#### To do:
Tally the lines of the entries in which the string "zeldzaam" occurs, and say only how many.

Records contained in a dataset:
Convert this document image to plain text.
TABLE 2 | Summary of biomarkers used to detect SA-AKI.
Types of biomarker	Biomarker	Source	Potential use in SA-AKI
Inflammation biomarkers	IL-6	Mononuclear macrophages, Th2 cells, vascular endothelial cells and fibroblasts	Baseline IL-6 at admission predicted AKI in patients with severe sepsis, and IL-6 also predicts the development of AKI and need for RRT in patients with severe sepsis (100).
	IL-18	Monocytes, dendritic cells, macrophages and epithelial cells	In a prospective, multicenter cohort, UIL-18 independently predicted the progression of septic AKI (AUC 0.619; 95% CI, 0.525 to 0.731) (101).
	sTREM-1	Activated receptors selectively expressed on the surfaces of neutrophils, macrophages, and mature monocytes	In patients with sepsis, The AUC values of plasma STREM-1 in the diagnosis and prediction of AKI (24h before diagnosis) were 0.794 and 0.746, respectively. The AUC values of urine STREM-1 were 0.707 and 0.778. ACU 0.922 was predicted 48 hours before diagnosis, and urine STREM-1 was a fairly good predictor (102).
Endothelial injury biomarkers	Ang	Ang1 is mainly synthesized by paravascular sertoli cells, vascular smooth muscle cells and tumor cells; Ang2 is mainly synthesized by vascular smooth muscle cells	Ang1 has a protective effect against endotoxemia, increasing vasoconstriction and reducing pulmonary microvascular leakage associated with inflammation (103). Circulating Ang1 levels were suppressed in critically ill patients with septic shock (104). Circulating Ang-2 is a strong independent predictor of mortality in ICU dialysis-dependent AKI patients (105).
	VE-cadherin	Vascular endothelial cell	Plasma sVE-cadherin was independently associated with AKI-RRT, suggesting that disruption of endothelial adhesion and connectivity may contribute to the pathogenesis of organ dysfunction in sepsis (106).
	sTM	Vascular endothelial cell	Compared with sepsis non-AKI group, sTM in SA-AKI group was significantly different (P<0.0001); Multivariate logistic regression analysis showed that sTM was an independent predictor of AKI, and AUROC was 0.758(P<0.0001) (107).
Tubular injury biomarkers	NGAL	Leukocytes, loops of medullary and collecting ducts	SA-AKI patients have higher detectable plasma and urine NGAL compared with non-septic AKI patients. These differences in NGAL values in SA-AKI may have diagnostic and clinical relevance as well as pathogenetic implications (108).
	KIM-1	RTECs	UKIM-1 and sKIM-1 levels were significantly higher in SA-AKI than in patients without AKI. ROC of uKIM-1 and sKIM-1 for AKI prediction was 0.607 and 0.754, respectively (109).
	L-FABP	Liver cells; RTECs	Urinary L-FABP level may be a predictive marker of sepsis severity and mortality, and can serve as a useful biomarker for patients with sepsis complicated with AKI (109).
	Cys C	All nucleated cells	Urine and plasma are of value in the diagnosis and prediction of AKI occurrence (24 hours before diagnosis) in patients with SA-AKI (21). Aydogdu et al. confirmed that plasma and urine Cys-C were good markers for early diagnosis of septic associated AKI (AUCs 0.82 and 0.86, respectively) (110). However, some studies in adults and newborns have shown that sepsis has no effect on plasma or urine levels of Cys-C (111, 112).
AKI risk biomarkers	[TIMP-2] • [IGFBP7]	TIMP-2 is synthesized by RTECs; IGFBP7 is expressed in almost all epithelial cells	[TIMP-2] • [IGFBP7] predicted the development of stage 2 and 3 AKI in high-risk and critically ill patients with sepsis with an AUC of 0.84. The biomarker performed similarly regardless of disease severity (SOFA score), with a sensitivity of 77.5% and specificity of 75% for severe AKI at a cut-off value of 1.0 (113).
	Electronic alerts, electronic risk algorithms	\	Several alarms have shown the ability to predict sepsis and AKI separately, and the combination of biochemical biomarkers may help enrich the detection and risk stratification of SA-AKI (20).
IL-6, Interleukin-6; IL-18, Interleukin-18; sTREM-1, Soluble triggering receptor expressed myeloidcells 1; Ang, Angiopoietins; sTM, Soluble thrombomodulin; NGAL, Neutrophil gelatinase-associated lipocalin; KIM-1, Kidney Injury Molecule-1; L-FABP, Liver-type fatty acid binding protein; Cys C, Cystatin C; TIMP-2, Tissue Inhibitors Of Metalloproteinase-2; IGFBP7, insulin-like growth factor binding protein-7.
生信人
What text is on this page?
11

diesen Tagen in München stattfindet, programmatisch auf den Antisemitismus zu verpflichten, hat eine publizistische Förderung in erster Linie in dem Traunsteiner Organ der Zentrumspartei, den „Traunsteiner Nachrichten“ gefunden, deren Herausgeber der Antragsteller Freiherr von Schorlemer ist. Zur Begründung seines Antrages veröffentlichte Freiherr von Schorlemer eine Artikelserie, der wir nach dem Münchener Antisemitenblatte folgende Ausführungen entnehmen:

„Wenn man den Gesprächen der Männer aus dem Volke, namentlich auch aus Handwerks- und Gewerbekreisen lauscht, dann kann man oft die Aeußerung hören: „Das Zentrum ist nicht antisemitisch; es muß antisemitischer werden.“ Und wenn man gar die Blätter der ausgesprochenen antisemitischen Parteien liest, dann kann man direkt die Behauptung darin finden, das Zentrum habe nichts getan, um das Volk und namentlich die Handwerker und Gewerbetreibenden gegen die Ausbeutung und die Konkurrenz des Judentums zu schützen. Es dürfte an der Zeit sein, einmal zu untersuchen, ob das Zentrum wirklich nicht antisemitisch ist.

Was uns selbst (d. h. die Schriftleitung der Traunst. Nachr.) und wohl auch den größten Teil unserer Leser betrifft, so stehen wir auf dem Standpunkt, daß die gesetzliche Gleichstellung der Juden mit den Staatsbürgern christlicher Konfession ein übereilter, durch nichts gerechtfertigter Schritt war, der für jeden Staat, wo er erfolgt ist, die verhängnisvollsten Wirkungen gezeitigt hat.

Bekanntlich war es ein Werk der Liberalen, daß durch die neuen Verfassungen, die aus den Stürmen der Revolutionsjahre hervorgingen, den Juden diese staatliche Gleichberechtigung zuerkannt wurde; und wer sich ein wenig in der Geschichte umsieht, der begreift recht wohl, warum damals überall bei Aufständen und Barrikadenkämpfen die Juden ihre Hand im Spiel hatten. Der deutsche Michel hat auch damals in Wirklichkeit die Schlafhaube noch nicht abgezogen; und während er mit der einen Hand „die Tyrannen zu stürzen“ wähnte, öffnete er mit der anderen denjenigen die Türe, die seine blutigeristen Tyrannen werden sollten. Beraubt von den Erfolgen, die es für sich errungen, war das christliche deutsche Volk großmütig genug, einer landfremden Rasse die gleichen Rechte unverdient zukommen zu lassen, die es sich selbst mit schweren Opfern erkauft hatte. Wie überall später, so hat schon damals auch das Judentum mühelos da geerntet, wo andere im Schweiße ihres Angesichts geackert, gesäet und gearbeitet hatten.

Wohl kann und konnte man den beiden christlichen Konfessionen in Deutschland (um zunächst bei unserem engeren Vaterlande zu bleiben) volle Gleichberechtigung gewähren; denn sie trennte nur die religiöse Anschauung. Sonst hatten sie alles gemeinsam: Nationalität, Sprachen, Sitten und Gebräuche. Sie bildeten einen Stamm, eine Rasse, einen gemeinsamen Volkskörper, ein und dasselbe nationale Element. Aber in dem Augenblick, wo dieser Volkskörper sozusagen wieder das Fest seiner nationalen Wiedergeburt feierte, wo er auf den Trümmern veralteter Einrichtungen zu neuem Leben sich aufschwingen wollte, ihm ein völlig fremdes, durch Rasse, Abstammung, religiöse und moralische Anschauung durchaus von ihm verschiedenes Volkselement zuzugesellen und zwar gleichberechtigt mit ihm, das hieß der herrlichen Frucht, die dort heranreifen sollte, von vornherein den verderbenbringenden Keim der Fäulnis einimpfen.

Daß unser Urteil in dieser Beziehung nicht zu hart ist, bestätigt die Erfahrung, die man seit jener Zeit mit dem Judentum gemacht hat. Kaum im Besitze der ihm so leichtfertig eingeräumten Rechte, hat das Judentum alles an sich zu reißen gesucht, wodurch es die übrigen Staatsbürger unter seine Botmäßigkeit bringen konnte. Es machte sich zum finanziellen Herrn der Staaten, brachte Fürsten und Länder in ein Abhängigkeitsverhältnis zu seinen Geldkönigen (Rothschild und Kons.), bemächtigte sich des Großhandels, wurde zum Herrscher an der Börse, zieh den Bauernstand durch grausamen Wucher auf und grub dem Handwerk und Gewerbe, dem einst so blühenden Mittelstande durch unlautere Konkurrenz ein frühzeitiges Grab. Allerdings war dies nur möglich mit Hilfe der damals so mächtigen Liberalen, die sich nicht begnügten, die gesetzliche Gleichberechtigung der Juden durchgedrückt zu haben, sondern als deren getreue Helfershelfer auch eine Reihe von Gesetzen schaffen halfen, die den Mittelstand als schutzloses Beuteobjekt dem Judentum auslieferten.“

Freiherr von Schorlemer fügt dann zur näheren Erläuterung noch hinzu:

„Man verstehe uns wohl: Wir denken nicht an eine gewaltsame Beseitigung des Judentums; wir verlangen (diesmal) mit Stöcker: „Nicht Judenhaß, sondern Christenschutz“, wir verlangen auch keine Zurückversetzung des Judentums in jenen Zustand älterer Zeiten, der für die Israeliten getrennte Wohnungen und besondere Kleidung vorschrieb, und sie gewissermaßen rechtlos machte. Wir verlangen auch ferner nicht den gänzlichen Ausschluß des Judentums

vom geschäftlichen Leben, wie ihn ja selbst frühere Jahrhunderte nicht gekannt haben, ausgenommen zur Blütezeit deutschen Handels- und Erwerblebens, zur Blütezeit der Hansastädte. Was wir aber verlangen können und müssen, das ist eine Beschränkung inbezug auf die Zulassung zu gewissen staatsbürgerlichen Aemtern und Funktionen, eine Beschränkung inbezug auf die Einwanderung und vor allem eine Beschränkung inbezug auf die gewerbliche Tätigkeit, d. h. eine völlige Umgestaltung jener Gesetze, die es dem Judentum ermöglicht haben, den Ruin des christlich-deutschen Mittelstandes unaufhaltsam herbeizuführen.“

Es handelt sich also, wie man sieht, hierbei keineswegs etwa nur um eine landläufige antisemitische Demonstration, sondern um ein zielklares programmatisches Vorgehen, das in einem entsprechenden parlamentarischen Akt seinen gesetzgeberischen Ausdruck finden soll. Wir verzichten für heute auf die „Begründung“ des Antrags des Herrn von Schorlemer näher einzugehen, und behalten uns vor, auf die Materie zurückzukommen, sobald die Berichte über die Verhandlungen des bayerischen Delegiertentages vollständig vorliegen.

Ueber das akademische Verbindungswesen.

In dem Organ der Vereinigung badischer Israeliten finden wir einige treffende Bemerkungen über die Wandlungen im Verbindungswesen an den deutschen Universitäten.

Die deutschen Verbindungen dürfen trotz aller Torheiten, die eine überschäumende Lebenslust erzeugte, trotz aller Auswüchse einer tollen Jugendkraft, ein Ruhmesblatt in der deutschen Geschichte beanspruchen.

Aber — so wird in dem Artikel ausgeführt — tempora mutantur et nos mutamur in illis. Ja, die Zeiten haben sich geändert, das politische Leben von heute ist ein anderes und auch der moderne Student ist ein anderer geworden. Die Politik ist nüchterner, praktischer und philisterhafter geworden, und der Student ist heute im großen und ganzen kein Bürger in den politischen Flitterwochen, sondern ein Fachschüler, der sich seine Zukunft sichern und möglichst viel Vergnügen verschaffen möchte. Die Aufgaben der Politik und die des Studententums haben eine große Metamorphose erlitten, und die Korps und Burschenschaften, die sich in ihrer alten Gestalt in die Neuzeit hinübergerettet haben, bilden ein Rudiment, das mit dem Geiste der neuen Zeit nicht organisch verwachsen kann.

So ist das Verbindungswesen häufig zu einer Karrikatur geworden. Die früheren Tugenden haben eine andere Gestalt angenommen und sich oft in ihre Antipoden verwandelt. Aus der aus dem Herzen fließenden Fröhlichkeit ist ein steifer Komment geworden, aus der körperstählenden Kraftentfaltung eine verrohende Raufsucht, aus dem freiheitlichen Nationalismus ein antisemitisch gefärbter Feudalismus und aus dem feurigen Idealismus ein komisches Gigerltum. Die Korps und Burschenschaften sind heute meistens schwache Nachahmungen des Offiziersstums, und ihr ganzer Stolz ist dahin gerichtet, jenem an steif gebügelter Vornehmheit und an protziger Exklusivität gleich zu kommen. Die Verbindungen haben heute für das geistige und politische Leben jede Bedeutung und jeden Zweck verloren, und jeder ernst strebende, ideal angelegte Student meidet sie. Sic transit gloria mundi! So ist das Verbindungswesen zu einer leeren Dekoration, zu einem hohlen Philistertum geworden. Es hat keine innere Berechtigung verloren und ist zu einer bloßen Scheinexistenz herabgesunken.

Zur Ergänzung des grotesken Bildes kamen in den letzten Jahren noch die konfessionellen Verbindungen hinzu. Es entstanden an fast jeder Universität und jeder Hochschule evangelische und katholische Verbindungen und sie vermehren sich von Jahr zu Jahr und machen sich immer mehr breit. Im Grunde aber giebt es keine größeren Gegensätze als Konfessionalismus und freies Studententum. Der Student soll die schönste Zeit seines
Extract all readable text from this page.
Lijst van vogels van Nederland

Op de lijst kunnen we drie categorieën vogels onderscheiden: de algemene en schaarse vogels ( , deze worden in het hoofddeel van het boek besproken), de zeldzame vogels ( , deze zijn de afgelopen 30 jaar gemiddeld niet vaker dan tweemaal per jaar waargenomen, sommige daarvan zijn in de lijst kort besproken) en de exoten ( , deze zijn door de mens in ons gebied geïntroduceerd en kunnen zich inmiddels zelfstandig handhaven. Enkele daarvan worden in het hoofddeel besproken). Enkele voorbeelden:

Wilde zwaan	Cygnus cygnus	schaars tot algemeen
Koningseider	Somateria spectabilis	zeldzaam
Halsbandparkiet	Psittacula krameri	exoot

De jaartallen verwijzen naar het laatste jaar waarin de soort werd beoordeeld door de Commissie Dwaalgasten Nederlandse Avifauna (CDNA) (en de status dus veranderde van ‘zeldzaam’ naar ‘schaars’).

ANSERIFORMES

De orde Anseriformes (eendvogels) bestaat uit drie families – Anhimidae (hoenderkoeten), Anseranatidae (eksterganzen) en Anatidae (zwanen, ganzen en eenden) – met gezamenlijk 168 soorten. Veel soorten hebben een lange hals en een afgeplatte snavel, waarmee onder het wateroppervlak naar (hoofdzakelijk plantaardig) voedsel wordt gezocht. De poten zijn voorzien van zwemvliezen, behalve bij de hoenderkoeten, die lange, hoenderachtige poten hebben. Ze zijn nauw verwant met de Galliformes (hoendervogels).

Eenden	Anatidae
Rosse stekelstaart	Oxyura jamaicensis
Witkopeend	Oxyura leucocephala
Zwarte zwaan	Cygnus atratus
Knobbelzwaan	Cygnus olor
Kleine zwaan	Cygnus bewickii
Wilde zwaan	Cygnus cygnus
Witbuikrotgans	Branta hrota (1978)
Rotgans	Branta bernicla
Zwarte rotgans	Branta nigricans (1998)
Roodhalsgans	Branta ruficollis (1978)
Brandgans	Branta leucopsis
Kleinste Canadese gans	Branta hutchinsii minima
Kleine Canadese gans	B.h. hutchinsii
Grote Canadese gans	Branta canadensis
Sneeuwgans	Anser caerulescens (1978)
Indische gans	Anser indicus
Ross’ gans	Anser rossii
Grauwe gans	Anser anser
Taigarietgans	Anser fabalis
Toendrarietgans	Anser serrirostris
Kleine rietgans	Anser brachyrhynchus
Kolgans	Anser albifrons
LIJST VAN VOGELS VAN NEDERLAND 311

#### Finished exercise:
2